- DIRECTIONS FOR THIS TASK: Show every line that has the string "FERNANDO" in it.
* BEGIN *
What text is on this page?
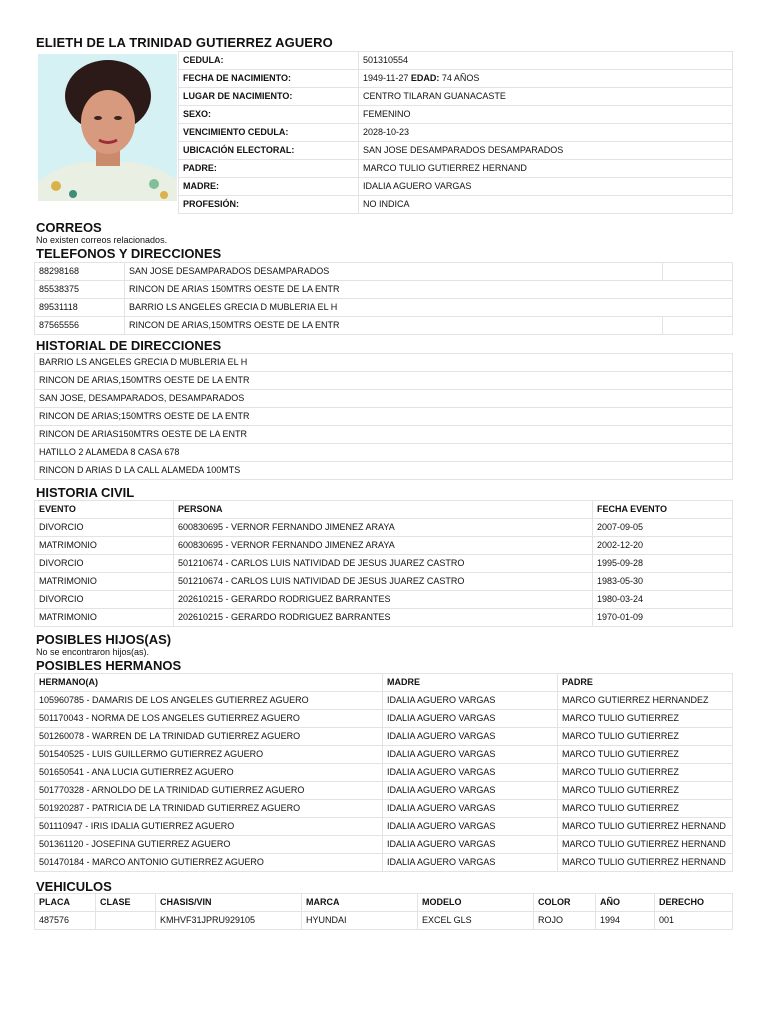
ELIETH DE LA TRINIDAD GUTIERREZ AGUERO
CEDULA:	501310554
FECHA DE NACIMIENTO:	1949-11-27 EDAD: 74 AÑOS
LUGAR DE NACIMIENTO:	CENTRO TILARAN GUANACASTE
SEXO:	FEMENINO
VENCIMIENTO CEDULA:	2028-10-23
UBICACIÓN ELECTORAL:	SAN JOSE DESAMPARADOS DESAMPARADOS
PADRE:	MARCO TULIO GUTIERREZ HERNAND
MADRE:	IDALIA AGUERO VARGAS
PROFESIÓN:	NO INDICA
CORREOS
No existen correos relacionados.
TELEFONOS Y DIRECCIONES
88298168	SAN JOSE DESAMPARADOS DESAMPARADOS	
85538375	RINCON DE ARIAS 150MTRS OESTE DE LA ENTR	
89531118	BARRIO LS ANGELES GRECIA D MUBLERIA EL H	
87565556	RINCON DE ARIAS,150MTRS OESTE DE LA ENTR	
HISTORIAL DE DIRECCIONES
BARRIO LS ANGELES GRECIA D MUBLERIA EL H
RINCON DE ARIAS,150MTRS OESTE DE LA ENTR
SAN JOSE, DESAMPARADOS, DESAMPARADOS
RINCON DE ARIAS;150MTRS OESTE DE LA ENTR
RINCON DE ARIAS150MTRS OESTE DE LA ENTR
HATILLO 2 ALAMEDA 8 CASA 678
RINCON D ARIAS D LA CALL ALAMEDA 100MTS
HISTORIA CIVIL
EVENTO	PERSONA	FECHA EVENTO
DIVORCIO	600830695 - VERNOR FERNANDO JIMENEZ ARAYA	2007-09-05
MATRIMONIO	600830695 - VERNOR FERNANDO JIMENEZ ARAYA	2002-12-20
DIVORCIO	501210674 - CARLOS LUIS NATIVIDAD DE JESUS JUAREZ CASTRO	1995-09-28
MATRIMONIO	501210674 - CARLOS LUIS NATIVIDAD DE JESUS JUAREZ CASTRO	1983-05-30
DIVORCIO	202610215 - GERARDO RODRIGUEZ BARRANTES	1980-03-24
MATRIMONIO	202610215 - GERARDO RODRIGUEZ BARRANTES	1970-01-09
POSIBLES HIJOS(AS)
No se encontraron hijos(as).
POSIBLES HERMANOS
HERMANO(A)	MADRE	PADRE
105960785 - DAMARIS DE LOS ANGELES GUTIERREZ AGUERO	IDALIA AGUERO VARGAS	MARCO GUTIERREZ HERNANDEZ
501170043 - NORMA DE LOS ANGELES GUTIERREZ AGUERO	IDALIA AGUERO VARGAS	MARCO TULIO GUTIERREZ
501260078 - WARREN DE LA TRINIDAD GUTIERREZ AGUERO	IDALIA AGUERO VARGAS	MARCO TULIO GUTIERREZ
501540525 - LUIS GUILLERMO GUTIERREZ AGUERO	IDALIA AGUERO VARGAS	MARCO TULIO GUTIERREZ
501650541 - ANA LUCIA GUTIERREZ AGUERO	IDALIA AGUERO VARGAS	MARCO TULIO GUTIERREZ
501770328 - ARNOLDO DE LA TRINIDAD GUTIERREZ AGUERO	IDALIA AGUERO VARGAS	MARCO TULIO GUTIERREZ
501920287 - PATRICIA DE LA TRINIDAD GUTIERREZ AGUERO	IDALIA AGUERO VARGAS	MARCO TULIO GUTIERREZ
501110947 - IRIS IDALIA GUTIERREZ AGUERO	IDALIA AGUERO VARGAS	MARCO TULIO GUTIERREZ HERNAND
501361120 - JOSEFINA GUTIERREZ AGUERO	IDALIA AGUERO VARGAS	MARCO TULIO GUTIERREZ HERNAND
501470184 - MARCO ANTONIO GUTIERREZ AGUERO	IDALIA AGUERO VARGAS	MARCO TULIO GUTIERREZ HERNAND
VEHICULOS
PLACA	CLASE	CHASIS/VIN	MARCA	MODELO	COLOR	AÑO	DERECHO
487576		KMHVF31JPRU929105	HYUNDAI	EXCEL GLS	ROJO	1994	001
* END *
- OUTPUT BELOW:
DIVORCIO	600830695 - VERNOR FERNANDO JIMENEZ ARAYA	2007-09-05
MATRIMONIO	600830695 - VERNOR FERNANDO JIMENEZ ARAYA	2002-12-20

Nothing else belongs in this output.